Stored data
-- begin --
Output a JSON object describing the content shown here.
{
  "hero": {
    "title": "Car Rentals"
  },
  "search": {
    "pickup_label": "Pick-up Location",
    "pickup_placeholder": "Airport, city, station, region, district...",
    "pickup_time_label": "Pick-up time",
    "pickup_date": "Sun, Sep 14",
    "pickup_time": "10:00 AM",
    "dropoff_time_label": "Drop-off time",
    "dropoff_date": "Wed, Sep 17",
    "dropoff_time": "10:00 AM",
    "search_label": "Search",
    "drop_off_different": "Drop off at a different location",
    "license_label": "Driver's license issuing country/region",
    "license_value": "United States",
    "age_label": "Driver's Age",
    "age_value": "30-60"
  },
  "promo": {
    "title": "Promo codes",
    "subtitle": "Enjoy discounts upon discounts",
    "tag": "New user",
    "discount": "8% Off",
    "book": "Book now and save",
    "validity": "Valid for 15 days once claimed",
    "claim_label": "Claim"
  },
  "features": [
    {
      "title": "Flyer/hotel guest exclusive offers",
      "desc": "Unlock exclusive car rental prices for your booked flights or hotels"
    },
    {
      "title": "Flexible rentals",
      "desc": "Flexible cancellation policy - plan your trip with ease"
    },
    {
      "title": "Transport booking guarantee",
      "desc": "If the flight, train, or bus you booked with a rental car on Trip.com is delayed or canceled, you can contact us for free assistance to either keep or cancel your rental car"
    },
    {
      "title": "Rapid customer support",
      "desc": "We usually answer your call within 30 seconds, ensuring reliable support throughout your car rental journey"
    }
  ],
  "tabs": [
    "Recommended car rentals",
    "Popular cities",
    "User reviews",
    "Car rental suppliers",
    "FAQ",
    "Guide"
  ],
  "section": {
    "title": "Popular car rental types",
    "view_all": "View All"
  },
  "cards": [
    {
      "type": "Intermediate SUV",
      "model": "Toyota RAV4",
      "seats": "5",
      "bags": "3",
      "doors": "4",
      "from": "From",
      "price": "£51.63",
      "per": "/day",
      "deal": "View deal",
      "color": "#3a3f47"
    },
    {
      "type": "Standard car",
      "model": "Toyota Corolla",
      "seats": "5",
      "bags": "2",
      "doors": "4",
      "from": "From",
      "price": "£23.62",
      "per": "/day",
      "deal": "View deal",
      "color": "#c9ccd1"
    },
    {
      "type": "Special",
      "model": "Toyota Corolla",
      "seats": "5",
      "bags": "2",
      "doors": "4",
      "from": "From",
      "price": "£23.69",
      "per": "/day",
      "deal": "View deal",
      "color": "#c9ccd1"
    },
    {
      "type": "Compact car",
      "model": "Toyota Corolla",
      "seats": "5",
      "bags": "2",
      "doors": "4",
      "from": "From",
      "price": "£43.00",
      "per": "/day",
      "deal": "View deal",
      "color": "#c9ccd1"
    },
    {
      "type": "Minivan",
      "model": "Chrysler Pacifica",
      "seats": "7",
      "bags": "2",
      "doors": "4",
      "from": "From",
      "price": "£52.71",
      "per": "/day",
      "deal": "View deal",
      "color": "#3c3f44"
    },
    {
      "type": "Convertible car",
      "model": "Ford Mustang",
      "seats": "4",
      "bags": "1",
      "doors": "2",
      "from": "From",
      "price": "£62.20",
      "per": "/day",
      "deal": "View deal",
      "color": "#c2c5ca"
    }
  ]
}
-- end --
**Your objective:** Pick out every line above that contains the word "Popular" and copy it.

**Complete output:**
    "Popular cities",
    "title": "Popular car rental types",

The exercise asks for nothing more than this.